◆ TASK TO CARRY OUT:
How many lines in the records below hold the string "Ernst"? Please answer with the number and nothing more.

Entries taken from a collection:
# # # # # # #

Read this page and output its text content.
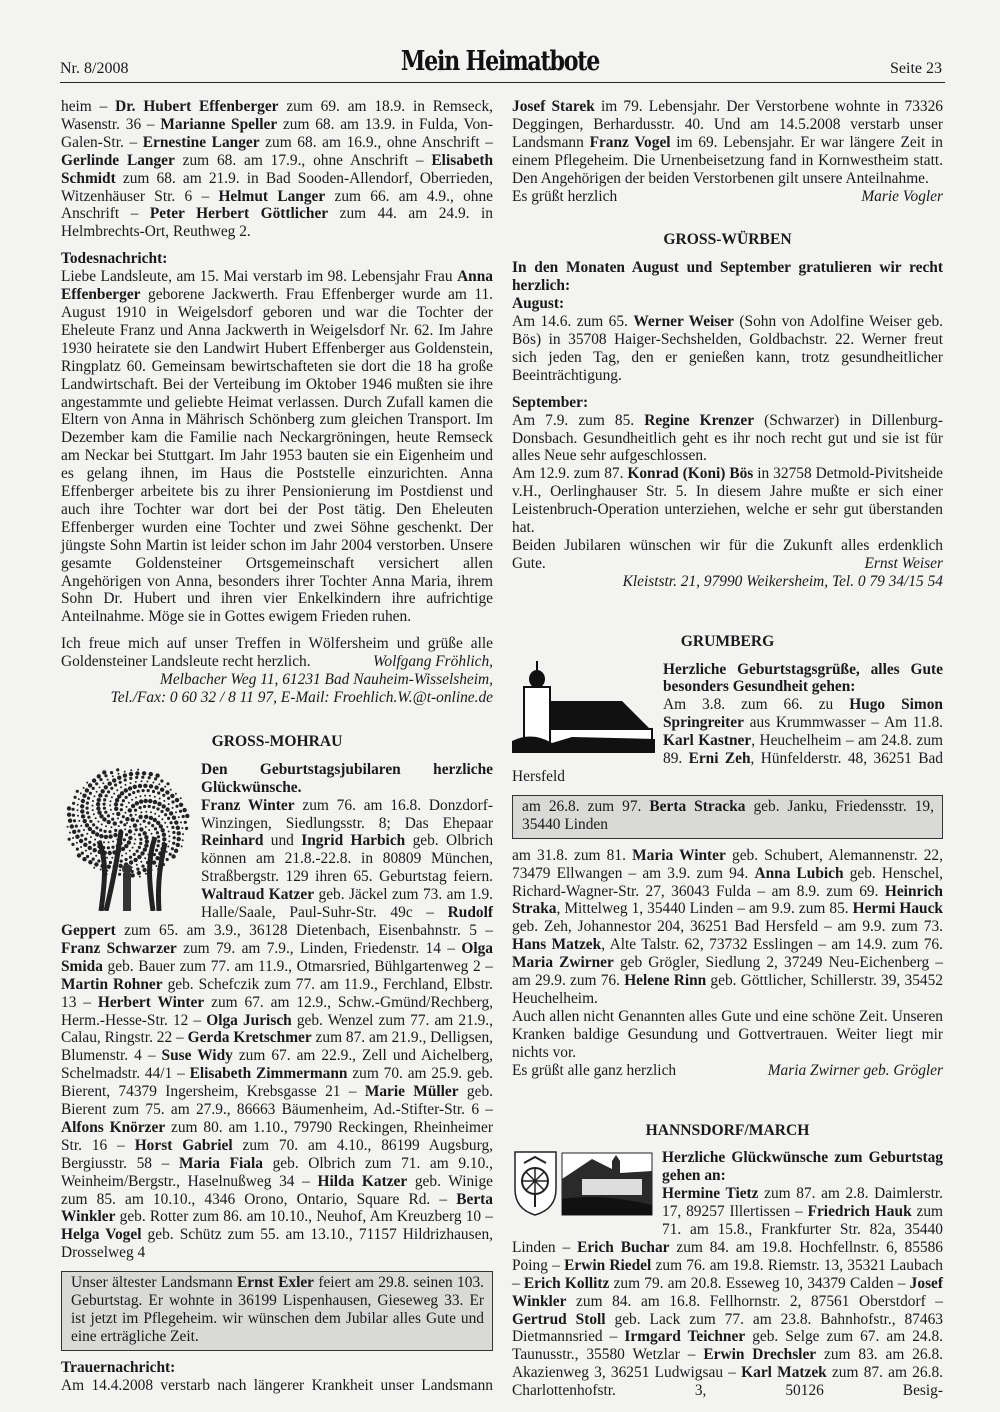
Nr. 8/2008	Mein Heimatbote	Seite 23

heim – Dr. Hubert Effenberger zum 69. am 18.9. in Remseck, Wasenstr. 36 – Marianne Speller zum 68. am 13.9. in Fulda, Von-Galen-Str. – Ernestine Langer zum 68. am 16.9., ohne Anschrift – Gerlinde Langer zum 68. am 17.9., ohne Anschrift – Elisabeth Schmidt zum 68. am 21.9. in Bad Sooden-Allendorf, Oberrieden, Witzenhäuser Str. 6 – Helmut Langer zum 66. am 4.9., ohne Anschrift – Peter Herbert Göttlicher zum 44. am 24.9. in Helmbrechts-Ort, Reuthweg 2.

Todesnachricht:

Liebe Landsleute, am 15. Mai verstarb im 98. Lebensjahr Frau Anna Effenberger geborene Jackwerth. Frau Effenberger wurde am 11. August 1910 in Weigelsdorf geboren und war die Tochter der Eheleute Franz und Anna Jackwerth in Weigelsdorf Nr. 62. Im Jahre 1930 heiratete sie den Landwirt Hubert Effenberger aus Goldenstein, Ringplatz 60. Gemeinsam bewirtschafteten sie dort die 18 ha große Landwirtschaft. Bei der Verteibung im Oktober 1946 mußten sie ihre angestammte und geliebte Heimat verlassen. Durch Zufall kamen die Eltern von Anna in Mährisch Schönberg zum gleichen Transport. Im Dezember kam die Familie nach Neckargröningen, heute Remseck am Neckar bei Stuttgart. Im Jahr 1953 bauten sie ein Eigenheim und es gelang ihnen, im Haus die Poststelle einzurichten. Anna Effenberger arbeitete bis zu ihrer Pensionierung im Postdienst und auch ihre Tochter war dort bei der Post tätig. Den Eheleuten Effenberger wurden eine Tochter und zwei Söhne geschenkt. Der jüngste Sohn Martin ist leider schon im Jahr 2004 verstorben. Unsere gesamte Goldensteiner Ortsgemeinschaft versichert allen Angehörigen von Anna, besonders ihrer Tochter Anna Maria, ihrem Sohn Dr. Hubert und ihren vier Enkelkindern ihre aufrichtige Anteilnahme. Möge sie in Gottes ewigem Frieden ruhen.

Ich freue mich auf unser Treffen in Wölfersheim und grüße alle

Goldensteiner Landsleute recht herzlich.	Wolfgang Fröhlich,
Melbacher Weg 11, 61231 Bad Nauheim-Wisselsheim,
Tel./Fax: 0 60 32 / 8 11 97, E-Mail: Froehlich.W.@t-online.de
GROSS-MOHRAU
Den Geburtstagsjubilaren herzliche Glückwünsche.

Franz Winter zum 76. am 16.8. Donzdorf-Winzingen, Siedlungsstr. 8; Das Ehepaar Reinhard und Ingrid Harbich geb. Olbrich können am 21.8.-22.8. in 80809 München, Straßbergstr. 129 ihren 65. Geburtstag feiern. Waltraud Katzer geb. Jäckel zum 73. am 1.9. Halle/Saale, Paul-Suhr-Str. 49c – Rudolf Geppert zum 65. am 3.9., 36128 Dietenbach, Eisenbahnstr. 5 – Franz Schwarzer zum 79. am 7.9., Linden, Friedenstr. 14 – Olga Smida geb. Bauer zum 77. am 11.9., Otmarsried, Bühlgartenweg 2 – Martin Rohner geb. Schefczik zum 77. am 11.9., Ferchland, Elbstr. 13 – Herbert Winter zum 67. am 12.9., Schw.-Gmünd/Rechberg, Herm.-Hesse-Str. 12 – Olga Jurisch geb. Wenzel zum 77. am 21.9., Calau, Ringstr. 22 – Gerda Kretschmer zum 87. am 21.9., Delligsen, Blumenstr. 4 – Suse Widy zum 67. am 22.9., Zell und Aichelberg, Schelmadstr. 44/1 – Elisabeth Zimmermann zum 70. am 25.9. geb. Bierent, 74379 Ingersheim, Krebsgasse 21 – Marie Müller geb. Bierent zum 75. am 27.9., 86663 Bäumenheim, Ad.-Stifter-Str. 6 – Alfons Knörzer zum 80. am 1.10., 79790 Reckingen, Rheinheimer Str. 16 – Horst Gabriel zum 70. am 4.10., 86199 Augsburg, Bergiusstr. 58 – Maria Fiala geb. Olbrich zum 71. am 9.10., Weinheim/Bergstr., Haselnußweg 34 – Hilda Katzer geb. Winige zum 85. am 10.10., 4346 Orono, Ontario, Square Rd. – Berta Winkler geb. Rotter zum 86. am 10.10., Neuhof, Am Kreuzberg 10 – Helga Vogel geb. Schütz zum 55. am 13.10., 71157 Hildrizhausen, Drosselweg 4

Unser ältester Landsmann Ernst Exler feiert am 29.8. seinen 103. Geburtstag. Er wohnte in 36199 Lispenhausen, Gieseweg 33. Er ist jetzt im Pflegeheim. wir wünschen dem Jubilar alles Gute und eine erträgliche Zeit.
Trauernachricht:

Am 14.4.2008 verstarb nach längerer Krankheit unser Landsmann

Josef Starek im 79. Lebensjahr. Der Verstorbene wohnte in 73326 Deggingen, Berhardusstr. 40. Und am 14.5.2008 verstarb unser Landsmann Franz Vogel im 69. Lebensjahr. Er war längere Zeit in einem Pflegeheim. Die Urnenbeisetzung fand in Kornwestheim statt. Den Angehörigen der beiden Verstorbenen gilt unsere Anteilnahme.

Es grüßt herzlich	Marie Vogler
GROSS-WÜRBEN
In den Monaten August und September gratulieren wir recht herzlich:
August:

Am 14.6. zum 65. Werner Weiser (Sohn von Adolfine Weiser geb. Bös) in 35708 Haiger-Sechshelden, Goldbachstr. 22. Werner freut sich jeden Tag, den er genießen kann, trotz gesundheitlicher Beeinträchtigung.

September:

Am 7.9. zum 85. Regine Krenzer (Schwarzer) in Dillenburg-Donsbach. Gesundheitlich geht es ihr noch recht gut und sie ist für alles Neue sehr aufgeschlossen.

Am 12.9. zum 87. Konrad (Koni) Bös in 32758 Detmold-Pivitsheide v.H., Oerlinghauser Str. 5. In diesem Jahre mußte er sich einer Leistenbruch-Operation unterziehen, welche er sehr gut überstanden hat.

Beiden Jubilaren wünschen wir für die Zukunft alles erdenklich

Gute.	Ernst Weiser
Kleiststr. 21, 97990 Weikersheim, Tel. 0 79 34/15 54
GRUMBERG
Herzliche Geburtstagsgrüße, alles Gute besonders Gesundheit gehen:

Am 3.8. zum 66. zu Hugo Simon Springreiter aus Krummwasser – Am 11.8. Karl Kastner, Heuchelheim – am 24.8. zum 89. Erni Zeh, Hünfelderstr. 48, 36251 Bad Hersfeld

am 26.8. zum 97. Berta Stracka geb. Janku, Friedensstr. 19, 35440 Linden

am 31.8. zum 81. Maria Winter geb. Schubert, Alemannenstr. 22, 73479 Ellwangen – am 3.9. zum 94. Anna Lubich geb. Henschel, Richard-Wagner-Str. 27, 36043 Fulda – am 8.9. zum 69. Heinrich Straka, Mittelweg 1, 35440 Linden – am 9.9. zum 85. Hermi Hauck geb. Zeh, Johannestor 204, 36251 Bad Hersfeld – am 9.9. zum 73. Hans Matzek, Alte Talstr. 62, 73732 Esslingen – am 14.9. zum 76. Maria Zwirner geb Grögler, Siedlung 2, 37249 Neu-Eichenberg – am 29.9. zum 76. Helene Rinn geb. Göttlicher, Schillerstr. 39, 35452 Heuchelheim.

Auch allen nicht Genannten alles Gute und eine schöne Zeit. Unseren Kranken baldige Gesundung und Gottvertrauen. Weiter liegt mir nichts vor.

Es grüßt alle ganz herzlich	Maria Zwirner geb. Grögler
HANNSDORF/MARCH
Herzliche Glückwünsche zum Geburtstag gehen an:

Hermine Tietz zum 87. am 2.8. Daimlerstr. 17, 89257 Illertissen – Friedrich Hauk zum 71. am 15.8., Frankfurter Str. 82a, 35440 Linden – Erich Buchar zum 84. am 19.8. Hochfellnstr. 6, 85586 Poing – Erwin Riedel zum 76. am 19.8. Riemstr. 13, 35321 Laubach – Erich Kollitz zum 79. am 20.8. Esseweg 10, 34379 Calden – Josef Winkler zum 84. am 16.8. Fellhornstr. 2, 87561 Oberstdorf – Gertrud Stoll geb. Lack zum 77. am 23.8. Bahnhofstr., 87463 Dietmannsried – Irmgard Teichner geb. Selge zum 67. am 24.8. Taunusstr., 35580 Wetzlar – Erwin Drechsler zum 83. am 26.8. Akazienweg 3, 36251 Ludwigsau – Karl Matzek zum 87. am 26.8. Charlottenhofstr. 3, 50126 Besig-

# # # # # # #

◆ THE RESPONSE:
2